** START OF DATASET ENTRIES **

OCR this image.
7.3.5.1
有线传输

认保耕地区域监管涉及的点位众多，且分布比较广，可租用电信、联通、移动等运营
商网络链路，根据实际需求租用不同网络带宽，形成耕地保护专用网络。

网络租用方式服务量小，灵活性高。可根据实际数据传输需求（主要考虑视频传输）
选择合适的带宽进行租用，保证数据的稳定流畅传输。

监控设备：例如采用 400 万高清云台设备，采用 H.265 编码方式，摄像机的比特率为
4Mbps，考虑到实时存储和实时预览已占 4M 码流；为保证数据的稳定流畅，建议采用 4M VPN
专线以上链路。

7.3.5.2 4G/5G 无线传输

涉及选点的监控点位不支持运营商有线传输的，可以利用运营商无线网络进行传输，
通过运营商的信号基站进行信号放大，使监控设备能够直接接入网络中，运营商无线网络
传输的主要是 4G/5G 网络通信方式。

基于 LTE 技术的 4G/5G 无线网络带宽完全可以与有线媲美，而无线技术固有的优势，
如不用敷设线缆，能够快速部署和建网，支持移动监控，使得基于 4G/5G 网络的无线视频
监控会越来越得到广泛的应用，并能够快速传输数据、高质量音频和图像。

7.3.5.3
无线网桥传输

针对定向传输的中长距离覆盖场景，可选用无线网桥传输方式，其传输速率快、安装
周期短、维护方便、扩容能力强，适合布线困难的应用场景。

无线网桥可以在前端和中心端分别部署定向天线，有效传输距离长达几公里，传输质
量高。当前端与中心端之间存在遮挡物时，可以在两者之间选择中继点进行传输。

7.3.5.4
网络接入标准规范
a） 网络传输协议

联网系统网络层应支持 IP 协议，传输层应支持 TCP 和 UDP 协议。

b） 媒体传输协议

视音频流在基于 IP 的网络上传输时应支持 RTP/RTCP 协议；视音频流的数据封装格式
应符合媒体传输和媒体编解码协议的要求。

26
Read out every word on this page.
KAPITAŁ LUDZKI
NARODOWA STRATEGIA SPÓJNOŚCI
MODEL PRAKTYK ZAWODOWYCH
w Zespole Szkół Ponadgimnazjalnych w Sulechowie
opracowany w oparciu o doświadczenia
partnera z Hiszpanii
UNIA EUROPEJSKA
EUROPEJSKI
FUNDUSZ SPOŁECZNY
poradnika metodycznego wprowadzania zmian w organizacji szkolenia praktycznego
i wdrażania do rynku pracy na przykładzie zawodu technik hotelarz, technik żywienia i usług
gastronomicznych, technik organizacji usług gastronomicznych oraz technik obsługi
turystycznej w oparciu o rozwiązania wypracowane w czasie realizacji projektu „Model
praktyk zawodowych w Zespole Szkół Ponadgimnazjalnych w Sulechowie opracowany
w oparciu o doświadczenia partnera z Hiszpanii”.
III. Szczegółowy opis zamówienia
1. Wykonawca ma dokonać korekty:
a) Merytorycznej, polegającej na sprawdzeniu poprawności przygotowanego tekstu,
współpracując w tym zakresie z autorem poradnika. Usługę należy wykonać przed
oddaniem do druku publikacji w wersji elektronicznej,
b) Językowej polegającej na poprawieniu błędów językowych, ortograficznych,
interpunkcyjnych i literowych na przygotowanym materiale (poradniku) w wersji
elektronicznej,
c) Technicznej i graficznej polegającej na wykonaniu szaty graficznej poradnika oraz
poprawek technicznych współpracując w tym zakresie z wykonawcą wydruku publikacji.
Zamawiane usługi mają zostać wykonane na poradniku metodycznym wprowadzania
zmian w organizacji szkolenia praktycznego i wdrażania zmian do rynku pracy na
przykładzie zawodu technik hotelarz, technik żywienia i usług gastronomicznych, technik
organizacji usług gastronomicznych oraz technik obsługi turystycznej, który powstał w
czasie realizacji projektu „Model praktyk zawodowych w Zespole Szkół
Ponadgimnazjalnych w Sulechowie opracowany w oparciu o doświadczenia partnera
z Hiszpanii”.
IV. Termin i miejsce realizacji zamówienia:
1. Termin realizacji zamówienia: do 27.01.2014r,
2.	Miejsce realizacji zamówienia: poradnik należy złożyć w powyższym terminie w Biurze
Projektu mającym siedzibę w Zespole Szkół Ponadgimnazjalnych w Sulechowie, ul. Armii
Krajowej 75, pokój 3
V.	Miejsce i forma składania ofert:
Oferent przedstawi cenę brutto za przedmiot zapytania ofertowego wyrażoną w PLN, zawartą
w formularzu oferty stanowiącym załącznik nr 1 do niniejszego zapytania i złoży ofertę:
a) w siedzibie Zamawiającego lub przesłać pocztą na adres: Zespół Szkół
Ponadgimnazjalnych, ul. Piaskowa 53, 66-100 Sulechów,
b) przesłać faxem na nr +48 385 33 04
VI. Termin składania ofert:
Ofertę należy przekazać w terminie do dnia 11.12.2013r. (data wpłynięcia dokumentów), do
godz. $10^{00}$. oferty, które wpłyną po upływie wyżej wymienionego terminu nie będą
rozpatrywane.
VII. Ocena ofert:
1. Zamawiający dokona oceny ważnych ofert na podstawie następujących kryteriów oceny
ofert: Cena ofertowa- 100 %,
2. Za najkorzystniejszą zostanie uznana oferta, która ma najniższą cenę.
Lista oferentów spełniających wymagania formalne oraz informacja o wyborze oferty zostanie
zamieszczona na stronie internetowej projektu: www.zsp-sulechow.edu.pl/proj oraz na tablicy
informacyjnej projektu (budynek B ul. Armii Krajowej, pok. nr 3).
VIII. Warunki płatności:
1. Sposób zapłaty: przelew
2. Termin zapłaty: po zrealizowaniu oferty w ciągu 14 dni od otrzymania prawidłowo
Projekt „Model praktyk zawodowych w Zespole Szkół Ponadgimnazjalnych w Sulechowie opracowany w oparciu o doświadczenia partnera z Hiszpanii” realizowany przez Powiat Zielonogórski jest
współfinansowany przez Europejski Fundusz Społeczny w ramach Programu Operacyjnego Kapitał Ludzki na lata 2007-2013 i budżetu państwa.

** END OF DATASET ENTRIES **

→ **TO BE DONE**
Copy out the full set of records precisely, leaving nothing out.

→ **RESPONSE FOR THIS EXERCISE**
OCR this image.
7.3.5.1
有线传输

认保耕地区域监管涉及的点位众多，且分布比较广，可租用电信、联通、移动等运营
商网络链路，根据实际需求租用不同网络带宽，形成耕地保护专用网络。

网络租用方式服务量小，灵活性高。可根据实际数据传输需求（主要考虑视频传输）
选择合适的带宽进行租用，保证数据的稳定流畅传输。

监控设备：例如采用 400 万高清云台设备，采用 H.265 编码方式，摄像机的比特率为
4Mbps，考虑到实时存储和实时预览已占 4M 码流；为保证数据的稳定流畅，建议采用 4M VPN
专线以上链路。

7.3.5.2 4G/5G 无线传输

涉及选点的监控点位不支持运营商有线传输的，可以利用运营商无线网络进行传输，
通过运营商的信号基站进行信号放大，使监控设备能够直接接入网络中，运营商无线网络
传输的主要是 4G/5G 网络通信方式。

基于 LTE 技术的 4G/5G 无线网络带宽完全可以与有线媲美，而无线技术固有的优势，
如不用敷设线缆，能够快速部署和建网，支持移动监控，使得基于 4G/5G 网络的无线视频
监控会越来越得到广泛的应用，并能够快速传输数据、高质量音频和图像。

7.3.5.3
无线网桥传输

针对定向传输的中长距离覆盖场景，可选用无线网桥传输方式，其传输速率快、安装
周期短、维护方便、扩容能力强，适合布线困难的应用场景。

无线网桥可以在前端和中心端分别部署定向天线，有效传输距离长达几公里，传输质
量高。当前端与中心端之间存在遮挡物时，可以在两者之间选择中继点进行传输。

7.3.5.4
网络接入标准规范
a） 网络传输协议

联网系统网络层应支持 IP 协议，传输层应支持 TCP 和 UDP 协议。

b） 媒体传输协议

视音频流在基于 IP 的网络上传输时应支持 RTP/RTCP 协议；视音频流的数据封装格式
应符合媒体传输和媒体编解码协议的要求。

26
Read out every word on this page.
KAPITAŁ LUDZKI
NARODOWA STRATEGIA SPÓJNOŚCI
MODEL PRAKTYK ZAWODOWYCH
w Zespole Szkół Ponadgimnazjalnych w Sulechowie
opracowany w oparciu o doświadczenia
partnera z Hiszpanii
UNIA EUROPEJSKA
EUROPEJSKI
FUNDUSZ SPOŁECZNY
poradnika metodycznego wprowadzania zmian w organizacji szkolenia praktycznego
i wdrażania do rynku pracy na przykładzie zawodu technik hotelarz, technik żywienia i usług
gastronomicznych, technik organizacji usług gastronomicznych oraz technik obsługi
turystycznej w oparciu o rozwiązania wypracowane w czasie realizacji projektu „Model
praktyk zawodowych w Zespole Szkół Ponadgimnazjalnych w Sulechowie opracowany
w oparciu o doświadczenia partnera z Hiszpanii”.
III. Szczegółowy opis zamówienia
1. Wykonawca ma dokonać korekty:
a) Merytorycznej, polegającej na sprawdzeniu poprawności przygotowanego tekstu,
współpracując w tym zakresie z autorem poradnika. Usługę należy wykonać przed
oddaniem do druku publikacji w wersji elektronicznej,
b) Językowej polegającej na poprawieniu błędów językowych, ortograficznych,
interpunkcyjnych i literowych na przygotowanym materiale (poradniku) w wersji
elektronicznej,
c) Technicznej i graficznej polegającej na wykonaniu szaty graficznej poradnika oraz
poprawek technicznych współpracując w tym zakresie z wykonawcą wydruku publikacji.
Zamawiane usługi mają zostać wykonane na poradniku metodycznym wprowadzania
zmian w organizacji szkolenia praktycznego i wdrażania zmian do rynku pracy na
przykładzie zawodu technik hotelarz, technik żywienia i usług gastronomicznych, technik
organizacji usług gastronomicznych oraz technik obsługi turystycznej, który powstał w
czasie realizacji projektu „Model praktyk zawodowych w Zespole Szkół
Ponadgimnazjalnych w Sulechowie opracowany w oparciu o doświadczenia partnera
z Hiszpanii”.
IV. Termin i miejsce realizacji zamówienia:
1. Termin realizacji zamówienia: do 27.01.2014r,
2.	Miejsce realizacji zamówienia: poradnik należy złożyć w powyższym terminie w Biurze
Projektu mającym siedzibę w Zespole Szkół Ponadgimnazjalnych w Sulechowie, ul. Armii
Krajowej 75, pokój 3
V.	Miejsce i forma składania ofert:
Oferent przedstawi cenę brutto za przedmiot zapytania ofertowego wyrażoną w PLN, zawartą
w formularzu oferty stanowiącym załącznik nr 1 do niniejszego zapytania i złoży ofertę:
a) w siedzibie Zamawiającego lub przesłać pocztą na adres: Zespół Szkół
Ponadgimnazjalnych, ul. Piaskowa 53, 66-100 Sulechów,
b) przesłać faxem na nr +48 385 33 04
VI. Termin składania ofert:
Ofertę należy przekazać w terminie do dnia 11.12.2013r. (data wpłynięcia dokumentów), do
godz. $10^{00}$. oferty, które wpłyną po upływie wyżej wymienionego terminu nie będą
rozpatrywane.
VII. Ocena ofert:
1. Zamawiający dokona oceny ważnych ofert na podstawie następujących kryteriów oceny
ofert: Cena ofertowa- 100 %,
2. Za najkorzystniejszą zostanie uznana oferta, która ma najniższą cenę.
Lista oferentów spełniających wymagania formalne oraz informacja o wyborze oferty zostanie
zamieszczona na stronie internetowej projektu: www.zsp-sulechow.edu.pl/proj oraz na tablicy
informacyjnej projektu (budynek B ul. Armii Krajowej, pok. nr 3).
VIII. Warunki płatności:
1. Sposób zapłaty: przelew
2. Termin zapłaty: po zrealizowaniu oferty w ciągu 14 dni od otrzymania prawidłowo
Projekt „Model praktyk zawodowych w Zespole Szkół Ponadgimnazjalnych w Sulechowie opracowany w oparciu o doświadczenia partnera z Hiszpanii” realizowany przez Powiat Zielonogórski jest
współfinansowany przez Europejski Fundusz Społeczny w ramach Programu Operacyjnego Kapitał Ludzki na lata 2007-2013 i budżetu państwa.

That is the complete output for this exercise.